From the entries below, tally how many lines contain "Rurales" and report only that figure.

Excerpts from a figure dataset
%%

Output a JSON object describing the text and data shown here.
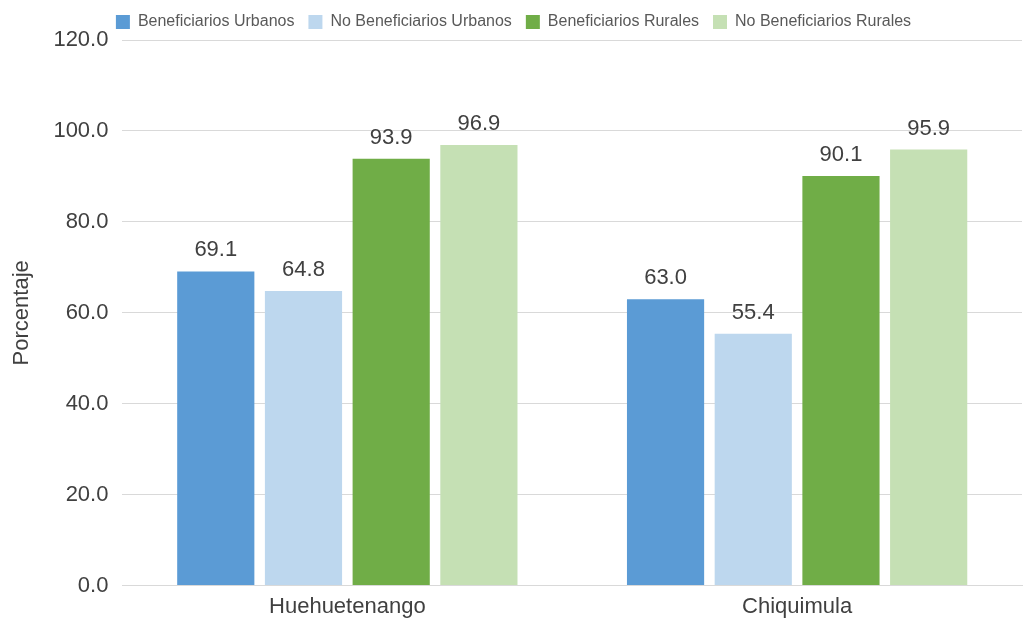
{
  "chart_data": {
    "type": "bar",
    "ylabel": "Porcentaje",
    "categories": [
      "Huehuetenango",
      "Chiquimula"
    ],
    "series": [
      {
        "name": "Beneficiarios Urbanos",
        "color": "#5b9bd5",
        "values": [
          69.1,
          63.0
        ],
        "value_labels": [
          "69.1",
          "63.0"
        ]
      },
      {
        "name": "No Beneficiarios Urbanos",
        "color": "#bdd7ee",
        "values": [
          64.8,
          55.4
        ],
        "value_labels": [
          "64.8",
          "55.4"
        ]
      },
      {
        "name": "Beneficiarios Rurales",
        "color": "#70ad47",
        "values": [
          93.9,
          90.1
        ],
        "value_labels": [
          "93.9",
          "90.1"
        ]
      },
      {
        "name": "No Beneficiarios Rurales",
        "color": "#c5e0b4",
        "values": [
          96.9,
          95.9
        ],
        "value_labels": [
          "96.9",
          "95.9"
        ]
      }
    ],
    "ylim": [
      0,
      120
    ],
    "yticks": [
      {
        "value": 0,
        "label": "0.0"
      },
      {
        "value": 20,
        "label": "20.0"
      },
      {
        "value": 40,
        "label": "40.0"
      },
      {
        "value": 60,
        "label": "60.0"
      },
      {
        "value": 80,
        "label": "80.0"
      },
      {
        "value": 100,
        "label": "100.0"
      },
      {
        "value": 120,
        "label": "120.0"
      }
    ],
    "grid": "y",
    "legend": "top"
  }
}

%%

**ANSWER TO THE PROBLEM**
2